(Data entries)
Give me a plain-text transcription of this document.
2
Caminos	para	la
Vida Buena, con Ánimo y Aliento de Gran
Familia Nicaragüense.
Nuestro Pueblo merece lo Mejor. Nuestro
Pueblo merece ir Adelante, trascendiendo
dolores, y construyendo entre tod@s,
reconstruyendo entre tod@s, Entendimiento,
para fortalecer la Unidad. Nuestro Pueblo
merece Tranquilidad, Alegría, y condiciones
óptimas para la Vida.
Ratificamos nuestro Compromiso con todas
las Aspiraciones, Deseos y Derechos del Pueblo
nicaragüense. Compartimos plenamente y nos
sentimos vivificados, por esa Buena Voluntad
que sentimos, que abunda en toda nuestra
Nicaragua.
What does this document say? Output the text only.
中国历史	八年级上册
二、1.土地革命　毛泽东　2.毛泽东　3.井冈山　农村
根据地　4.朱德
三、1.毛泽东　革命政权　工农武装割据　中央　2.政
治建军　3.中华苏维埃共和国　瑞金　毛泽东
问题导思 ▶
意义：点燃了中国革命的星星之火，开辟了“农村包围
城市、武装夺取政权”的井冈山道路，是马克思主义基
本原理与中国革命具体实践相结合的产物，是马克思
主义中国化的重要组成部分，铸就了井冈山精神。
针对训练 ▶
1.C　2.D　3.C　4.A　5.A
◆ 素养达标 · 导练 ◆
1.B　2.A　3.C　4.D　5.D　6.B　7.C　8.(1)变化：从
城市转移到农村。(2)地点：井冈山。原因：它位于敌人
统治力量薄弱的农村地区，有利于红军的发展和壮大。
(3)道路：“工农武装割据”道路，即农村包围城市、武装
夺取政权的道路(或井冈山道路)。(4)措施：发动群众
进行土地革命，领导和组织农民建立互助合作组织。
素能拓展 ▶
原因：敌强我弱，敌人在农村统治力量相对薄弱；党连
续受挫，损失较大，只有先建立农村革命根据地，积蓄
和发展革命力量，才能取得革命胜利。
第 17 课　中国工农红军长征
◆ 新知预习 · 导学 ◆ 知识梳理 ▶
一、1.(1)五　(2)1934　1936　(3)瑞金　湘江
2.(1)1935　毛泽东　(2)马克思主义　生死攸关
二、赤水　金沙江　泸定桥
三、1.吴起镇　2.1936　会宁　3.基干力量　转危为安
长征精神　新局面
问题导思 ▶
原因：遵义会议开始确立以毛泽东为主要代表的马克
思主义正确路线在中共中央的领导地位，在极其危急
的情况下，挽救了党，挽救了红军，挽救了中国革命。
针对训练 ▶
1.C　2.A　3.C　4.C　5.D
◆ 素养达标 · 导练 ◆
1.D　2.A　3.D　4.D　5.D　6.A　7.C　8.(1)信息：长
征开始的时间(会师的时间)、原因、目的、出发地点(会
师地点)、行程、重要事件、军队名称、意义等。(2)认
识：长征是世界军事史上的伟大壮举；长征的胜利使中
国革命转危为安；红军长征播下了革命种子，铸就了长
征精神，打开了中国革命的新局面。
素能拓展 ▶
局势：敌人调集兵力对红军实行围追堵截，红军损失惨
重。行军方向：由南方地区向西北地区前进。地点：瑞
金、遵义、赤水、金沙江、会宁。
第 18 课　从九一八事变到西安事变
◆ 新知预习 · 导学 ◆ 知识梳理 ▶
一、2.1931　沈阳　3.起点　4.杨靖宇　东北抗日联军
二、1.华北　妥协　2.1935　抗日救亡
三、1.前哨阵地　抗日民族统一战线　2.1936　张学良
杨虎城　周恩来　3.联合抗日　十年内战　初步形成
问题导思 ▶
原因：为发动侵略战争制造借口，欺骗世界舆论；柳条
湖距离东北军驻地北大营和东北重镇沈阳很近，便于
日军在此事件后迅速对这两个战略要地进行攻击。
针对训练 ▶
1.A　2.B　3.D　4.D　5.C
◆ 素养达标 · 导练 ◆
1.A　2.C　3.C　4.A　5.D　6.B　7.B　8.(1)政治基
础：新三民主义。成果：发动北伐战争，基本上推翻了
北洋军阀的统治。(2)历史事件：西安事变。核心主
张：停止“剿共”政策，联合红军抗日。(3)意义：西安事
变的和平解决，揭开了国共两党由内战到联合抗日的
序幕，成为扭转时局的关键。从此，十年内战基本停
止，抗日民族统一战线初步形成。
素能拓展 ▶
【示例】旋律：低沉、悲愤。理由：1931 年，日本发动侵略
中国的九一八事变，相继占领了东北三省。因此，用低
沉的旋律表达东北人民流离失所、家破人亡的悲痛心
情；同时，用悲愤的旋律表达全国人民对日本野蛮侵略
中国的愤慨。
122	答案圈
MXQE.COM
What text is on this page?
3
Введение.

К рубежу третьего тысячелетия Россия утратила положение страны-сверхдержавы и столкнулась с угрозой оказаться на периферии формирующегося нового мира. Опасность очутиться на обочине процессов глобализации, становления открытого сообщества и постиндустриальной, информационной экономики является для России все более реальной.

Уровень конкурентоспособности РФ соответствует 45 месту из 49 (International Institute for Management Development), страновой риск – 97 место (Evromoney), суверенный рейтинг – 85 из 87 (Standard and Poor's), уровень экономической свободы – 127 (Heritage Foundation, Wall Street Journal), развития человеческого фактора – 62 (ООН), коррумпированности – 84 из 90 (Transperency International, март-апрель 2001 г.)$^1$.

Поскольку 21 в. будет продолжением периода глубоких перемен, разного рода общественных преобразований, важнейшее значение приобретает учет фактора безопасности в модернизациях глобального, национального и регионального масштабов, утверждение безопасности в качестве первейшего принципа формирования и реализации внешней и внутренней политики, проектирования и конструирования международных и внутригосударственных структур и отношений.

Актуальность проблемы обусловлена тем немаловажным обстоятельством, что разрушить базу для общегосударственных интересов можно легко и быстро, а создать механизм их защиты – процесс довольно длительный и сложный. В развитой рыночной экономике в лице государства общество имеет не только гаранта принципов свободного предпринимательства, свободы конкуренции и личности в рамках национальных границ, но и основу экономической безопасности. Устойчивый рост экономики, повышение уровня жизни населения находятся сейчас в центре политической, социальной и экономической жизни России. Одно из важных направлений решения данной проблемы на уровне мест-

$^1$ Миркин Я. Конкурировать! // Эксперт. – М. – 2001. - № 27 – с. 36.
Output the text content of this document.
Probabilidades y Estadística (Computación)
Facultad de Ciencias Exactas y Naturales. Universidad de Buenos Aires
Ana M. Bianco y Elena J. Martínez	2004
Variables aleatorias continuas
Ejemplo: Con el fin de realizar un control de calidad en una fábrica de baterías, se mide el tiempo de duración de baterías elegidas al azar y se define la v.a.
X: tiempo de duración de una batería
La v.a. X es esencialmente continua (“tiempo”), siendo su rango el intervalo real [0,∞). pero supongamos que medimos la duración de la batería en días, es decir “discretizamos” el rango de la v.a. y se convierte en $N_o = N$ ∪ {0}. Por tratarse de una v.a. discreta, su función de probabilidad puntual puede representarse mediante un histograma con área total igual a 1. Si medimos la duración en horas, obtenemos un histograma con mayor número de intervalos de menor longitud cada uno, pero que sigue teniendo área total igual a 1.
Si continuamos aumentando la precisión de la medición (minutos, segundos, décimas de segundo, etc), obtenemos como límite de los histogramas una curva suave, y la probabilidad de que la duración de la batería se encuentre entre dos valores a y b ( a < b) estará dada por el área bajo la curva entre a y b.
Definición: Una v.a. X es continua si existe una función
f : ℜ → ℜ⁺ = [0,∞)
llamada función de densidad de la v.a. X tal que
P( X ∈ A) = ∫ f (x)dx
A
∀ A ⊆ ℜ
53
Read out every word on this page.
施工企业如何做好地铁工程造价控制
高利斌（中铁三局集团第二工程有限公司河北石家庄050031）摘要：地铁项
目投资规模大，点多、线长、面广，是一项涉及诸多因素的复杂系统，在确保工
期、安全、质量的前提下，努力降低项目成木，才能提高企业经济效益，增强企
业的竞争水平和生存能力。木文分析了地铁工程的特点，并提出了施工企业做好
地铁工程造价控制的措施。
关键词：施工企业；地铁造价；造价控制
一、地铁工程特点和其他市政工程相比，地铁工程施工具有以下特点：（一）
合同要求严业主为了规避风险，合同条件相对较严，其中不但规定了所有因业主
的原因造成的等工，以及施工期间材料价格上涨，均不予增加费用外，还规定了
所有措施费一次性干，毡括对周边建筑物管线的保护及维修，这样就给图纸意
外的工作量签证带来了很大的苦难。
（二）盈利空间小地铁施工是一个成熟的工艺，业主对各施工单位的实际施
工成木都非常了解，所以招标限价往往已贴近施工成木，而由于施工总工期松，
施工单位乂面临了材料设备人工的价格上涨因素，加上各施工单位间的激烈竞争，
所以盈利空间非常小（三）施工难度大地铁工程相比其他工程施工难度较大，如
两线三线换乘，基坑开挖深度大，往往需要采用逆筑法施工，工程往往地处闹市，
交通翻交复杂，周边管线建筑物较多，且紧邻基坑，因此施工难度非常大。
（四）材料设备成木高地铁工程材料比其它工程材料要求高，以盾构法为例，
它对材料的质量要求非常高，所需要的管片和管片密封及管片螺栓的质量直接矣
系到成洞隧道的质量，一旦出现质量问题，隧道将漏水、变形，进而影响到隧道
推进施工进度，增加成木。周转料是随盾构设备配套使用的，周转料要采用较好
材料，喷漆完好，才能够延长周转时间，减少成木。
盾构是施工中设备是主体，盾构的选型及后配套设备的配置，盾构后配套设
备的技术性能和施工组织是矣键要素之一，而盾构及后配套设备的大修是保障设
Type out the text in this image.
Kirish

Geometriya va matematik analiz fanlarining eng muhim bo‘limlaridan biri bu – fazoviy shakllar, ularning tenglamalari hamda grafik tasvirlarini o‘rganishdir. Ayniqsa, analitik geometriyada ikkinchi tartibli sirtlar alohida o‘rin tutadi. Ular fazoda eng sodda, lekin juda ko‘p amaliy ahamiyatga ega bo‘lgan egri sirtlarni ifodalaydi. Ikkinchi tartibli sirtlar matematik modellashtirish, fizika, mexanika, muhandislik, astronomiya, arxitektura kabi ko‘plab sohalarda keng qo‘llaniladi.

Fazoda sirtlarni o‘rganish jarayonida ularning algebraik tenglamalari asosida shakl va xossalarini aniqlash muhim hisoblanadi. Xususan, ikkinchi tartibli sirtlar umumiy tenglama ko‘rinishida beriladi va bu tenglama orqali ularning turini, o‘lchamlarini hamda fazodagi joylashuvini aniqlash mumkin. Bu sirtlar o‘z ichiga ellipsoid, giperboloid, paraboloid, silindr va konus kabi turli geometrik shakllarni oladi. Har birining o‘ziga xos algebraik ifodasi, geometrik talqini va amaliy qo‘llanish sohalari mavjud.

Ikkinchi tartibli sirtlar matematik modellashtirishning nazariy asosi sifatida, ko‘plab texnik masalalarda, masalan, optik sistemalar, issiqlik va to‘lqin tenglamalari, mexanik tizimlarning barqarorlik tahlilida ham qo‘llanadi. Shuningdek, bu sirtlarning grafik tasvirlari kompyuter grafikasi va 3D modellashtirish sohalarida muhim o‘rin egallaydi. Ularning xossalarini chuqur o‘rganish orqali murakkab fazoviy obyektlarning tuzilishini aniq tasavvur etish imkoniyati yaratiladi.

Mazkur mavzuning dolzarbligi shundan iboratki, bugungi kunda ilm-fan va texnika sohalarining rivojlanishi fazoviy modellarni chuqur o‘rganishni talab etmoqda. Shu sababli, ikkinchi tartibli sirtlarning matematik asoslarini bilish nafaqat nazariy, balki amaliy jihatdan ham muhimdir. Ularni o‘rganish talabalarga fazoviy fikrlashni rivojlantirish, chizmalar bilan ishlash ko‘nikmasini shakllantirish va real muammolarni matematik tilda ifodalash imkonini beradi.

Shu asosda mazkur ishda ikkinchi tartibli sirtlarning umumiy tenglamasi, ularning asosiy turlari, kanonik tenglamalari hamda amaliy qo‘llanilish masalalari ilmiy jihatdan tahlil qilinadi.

**WHAT THE TASK REQUIRES:**
Lines holding the word "duración" should be counted across the entries; state only how many there are.

**OUTPUT BELOW:**
4